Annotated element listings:

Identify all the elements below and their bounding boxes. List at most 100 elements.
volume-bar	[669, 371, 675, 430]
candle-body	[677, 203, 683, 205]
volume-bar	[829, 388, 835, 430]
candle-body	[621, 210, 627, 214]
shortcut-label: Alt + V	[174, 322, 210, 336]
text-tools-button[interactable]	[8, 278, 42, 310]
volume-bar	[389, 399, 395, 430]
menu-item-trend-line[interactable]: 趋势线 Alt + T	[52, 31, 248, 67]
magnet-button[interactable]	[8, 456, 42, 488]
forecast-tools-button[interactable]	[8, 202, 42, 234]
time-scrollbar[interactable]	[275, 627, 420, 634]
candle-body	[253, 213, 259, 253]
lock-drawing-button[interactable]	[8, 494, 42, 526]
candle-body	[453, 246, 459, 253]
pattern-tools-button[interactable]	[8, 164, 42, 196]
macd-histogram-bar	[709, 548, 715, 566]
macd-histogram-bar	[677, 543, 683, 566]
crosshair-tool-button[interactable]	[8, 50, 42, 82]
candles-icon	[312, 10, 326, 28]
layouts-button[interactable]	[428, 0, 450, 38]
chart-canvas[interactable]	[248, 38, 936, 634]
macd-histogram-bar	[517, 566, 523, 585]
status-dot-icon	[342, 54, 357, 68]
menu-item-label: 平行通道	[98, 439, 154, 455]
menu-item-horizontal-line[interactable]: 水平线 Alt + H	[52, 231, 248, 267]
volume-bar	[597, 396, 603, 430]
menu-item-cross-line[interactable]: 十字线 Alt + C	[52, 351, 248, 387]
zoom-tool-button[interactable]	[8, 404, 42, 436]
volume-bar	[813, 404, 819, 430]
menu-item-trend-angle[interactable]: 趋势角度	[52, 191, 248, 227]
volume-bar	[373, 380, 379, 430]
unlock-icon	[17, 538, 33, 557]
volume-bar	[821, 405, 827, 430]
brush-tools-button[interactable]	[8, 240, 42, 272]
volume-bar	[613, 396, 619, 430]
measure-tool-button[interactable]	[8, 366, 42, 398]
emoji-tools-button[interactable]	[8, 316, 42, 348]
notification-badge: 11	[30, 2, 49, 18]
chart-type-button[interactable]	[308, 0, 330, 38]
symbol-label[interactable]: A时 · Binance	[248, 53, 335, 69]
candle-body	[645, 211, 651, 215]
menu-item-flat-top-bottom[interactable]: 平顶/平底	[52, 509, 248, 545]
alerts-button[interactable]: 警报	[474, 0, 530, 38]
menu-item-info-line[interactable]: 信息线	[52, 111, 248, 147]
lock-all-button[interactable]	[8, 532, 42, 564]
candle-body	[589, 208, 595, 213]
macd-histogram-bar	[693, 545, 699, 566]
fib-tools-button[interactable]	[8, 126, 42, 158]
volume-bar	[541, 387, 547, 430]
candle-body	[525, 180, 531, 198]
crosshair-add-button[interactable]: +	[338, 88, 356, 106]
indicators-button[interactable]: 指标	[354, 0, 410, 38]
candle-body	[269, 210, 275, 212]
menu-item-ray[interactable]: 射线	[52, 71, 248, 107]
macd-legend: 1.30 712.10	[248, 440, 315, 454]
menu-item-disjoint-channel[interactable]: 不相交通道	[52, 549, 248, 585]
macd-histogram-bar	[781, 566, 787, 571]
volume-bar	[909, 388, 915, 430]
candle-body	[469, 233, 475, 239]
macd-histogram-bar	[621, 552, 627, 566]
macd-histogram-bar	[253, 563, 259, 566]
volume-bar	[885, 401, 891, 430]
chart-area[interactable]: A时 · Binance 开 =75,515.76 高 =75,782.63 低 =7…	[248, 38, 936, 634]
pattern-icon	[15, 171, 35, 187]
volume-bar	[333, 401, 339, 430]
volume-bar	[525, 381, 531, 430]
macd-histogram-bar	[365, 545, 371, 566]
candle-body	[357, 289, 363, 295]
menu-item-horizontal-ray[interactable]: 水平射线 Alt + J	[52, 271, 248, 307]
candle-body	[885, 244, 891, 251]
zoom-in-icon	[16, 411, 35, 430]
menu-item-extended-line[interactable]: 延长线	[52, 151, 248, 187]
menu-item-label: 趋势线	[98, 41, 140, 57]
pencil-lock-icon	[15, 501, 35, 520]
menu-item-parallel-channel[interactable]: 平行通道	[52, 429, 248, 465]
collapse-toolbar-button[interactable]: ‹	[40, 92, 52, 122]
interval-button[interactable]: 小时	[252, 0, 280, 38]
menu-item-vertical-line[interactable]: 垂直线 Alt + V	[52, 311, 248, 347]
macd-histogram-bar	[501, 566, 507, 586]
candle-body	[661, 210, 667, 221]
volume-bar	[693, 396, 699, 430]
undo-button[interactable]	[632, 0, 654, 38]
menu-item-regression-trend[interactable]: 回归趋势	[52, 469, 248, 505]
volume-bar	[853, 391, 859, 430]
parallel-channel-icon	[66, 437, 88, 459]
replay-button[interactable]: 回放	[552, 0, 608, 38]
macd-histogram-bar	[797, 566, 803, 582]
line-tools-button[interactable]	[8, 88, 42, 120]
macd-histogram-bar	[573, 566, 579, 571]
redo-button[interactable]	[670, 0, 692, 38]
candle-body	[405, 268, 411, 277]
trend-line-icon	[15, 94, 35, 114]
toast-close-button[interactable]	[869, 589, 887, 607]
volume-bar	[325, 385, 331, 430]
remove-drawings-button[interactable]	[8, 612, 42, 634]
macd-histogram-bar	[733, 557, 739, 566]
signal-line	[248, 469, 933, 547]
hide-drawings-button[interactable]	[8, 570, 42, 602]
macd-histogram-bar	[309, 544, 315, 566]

TASK BRIEF.
Please copy every line of the entries above without changing anything.

EXERCISE ANSWER.
Identify all the elements below and their bounding boxes. List at most 100 elements.
volume-bar	[669, 371, 675, 430]
candle-body	[677, 203, 683, 205]
volume-bar	[829, 388, 835, 430]
candle-body	[621, 210, 627, 214]
shortcut-label: Alt + V	[174, 322, 210, 336]
text-tools-button[interactable]	[8, 278, 42, 310]
volume-bar	[389, 399, 395, 430]
menu-item-trend-line[interactable]: 趋势线 Alt + T	[52, 31, 248, 67]
magnet-button[interactable]	[8, 456, 42, 488]
forecast-tools-button[interactable]	[8, 202, 42, 234]
time-scrollbar[interactable]	[275, 627, 420, 634]
candle-body	[253, 213, 259, 253]
lock-drawing-button[interactable]	[8, 494, 42, 526]
candle-body	[453, 246, 459, 253]
pattern-tools-button[interactable]	[8, 164, 42, 196]
macd-histogram-bar	[709, 548, 715, 566]
macd-histogram-bar	[677, 543, 683, 566]
crosshair-tool-button[interactable]	[8, 50, 42, 82]
candles-icon	[312, 10, 326, 28]
layouts-button[interactable]	[428, 0, 450, 38]
chart-canvas[interactable]	[248, 38, 936, 634]
macd-histogram-bar	[517, 566, 523, 585]
status-dot-icon	[342, 54, 357, 68]
menu-item-label: 平行通道	[98, 439, 154, 455]
menu-item-horizontal-line[interactable]: 水平线 Alt + H	[52, 231, 248, 267]
volume-bar	[597, 396, 603, 430]
menu-item-cross-line[interactable]: 十字线 Alt + C	[52, 351, 248, 387]
zoom-tool-button[interactable]	[8, 404, 42, 436]
volume-bar	[813, 404, 819, 430]
menu-item-trend-angle[interactable]: 趋势角度	[52, 191, 248, 227]
volume-bar	[373, 380, 379, 430]
unlock-icon	[17, 538, 33, 557]
volume-bar	[821, 405, 827, 430]
brush-tools-button[interactable]	[8, 240, 42, 272]
volume-bar	[613, 396, 619, 430]
measure-tool-button[interactable]	[8, 366, 42, 398]
emoji-tools-button[interactable]	[8, 316, 42, 348]
notification-badge: 11	[30, 2, 49, 18]
chart-type-button[interactable]	[308, 0, 330, 38]
symbol-label[interactable]: A时 · Binance	[248, 53, 335, 69]
candle-body	[645, 211, 651, 215]
menu-item-flat-top-bottom[interactable]: 平顶/平底	[52, 509, 248, 545]
alerts-button[interactable]: 警报	[474, 0, 530, 38]
menu-item-info-line[interactable]: 信息线	[52, 111, 248, 147]
lock-all-button[interactable]	[8, 532, 42, 564]
candle-body	[589, 208, 595, 213]
macd-histogram-bar	[693, 545, 699, 566]
fib-tools-button[interactable]	[8, 126, 42, 158]
volume-bar	[541, 387, 547, 430]
candle-body	[525, 180, 531, 198]
crosshair-add-button[interactable]: +	[338, 88, 356, 106]
indicators-button[interactable]: 指标	[354, 0, 410, 38]
candle-body	[269, 210, 275, 212]
menu-item-ray[interactable]: 射线	[52, 71, 248, 107]
macd-legend: 1.30 712.10	[248, 440, 315, 454]
menu-item-disjoint-channel[interactable]: 不相交通道	[52, 549, 248, 585]
macd-histogram-bar	[781, 566, 787, 571]
volume-bar	[909, 388, 915, 430]
candle-body	[469, 233, 475, 239]
macd-histogram-bar	[621, 552, 627, 566]
macd-histogram-bar	[253, 563, 259, 566]
volume-bar	[885, 401, 891, 430]
chart-area[interactable]: A时 · Binance 开 =75,515.76 高 =75,782.63 低 =7…	[248, 38, 936, 634]
pattern-icon	[15, 171, 35, 187]
volume-bar	[333, 401, 339, 430]
volume-bar	[525, 381, 531, 430]
macd-histogram-bar	[365, 545, 371, 566]
candle-body	[357, 289, 363, 295]
menu-item-horizontal-ray[interactable]: 水平射线 Alt + J	[52, 271, 248, 307]
candle-body	[885, 244, 891, 251]
zoom-in-icon	[16, 411, 35, 430]
menu-item-extended-line[interactable]: 延长线	[52, 151, 248, 187]
menu-item-label: 趋势线	[98, 41, 140, 57]
pencil-lock-icon	[15, 501, 35, 520]
menu-item-parallel-channel[interactable]: 平行通道	[52, 429, 248, 465]
collapse-toolbar-button[interactable]: ‹	[40, 92, 52, 122]
interval-button[interactable]: 小时	[252, 0, 280, 38]
menu-item-vertical-line[interactable]: 垂直线 Alt + V	[52, 311, 248, 347]
macd-histogram-bar	[501, 566, 507, 586]
candle-body	[661, 210, 667, 221]
volume-bar	[693, 396, 699, 430]
undo-button[interactable]	[632, 0, 654, 38]
menu-item-regression-trend[interactable]: 回归趋势	[52, 469, 248, 505]
volume-bar	[853, 391, 859, 430]
parallel-channel-icon	[66, 437, 88, 459]
replay-button[interactable]: 回放	[552, 0, 608, 38]
macd-histogram-bar	[797, 566, 803, 582]
line-tools-button[interactable]	[8, 88, 42, 120]
macd-histogram-bar	[573, 566, 579, 571]
redo-button[interactable]	[670, 0, 692, 38]
candle-body	[405, 268, 411, 277]
trend-line-icon	[15, 94, 35, 114]
toast-close-button[interactable]	[869, 589, 887, 607]
volume-bar	[325, 385, 331, 430]
remove-drawings-button[interactable]	[8, 612, 42, 634]
macd-histogram-bar	[733, 557, 739, 566]
signal-line	[248, 469, 933, 547]
hide-drawings-button[interactable]	[8, 570, 42, 602]
macd-histogram-bar	[309, 544, 315, 566]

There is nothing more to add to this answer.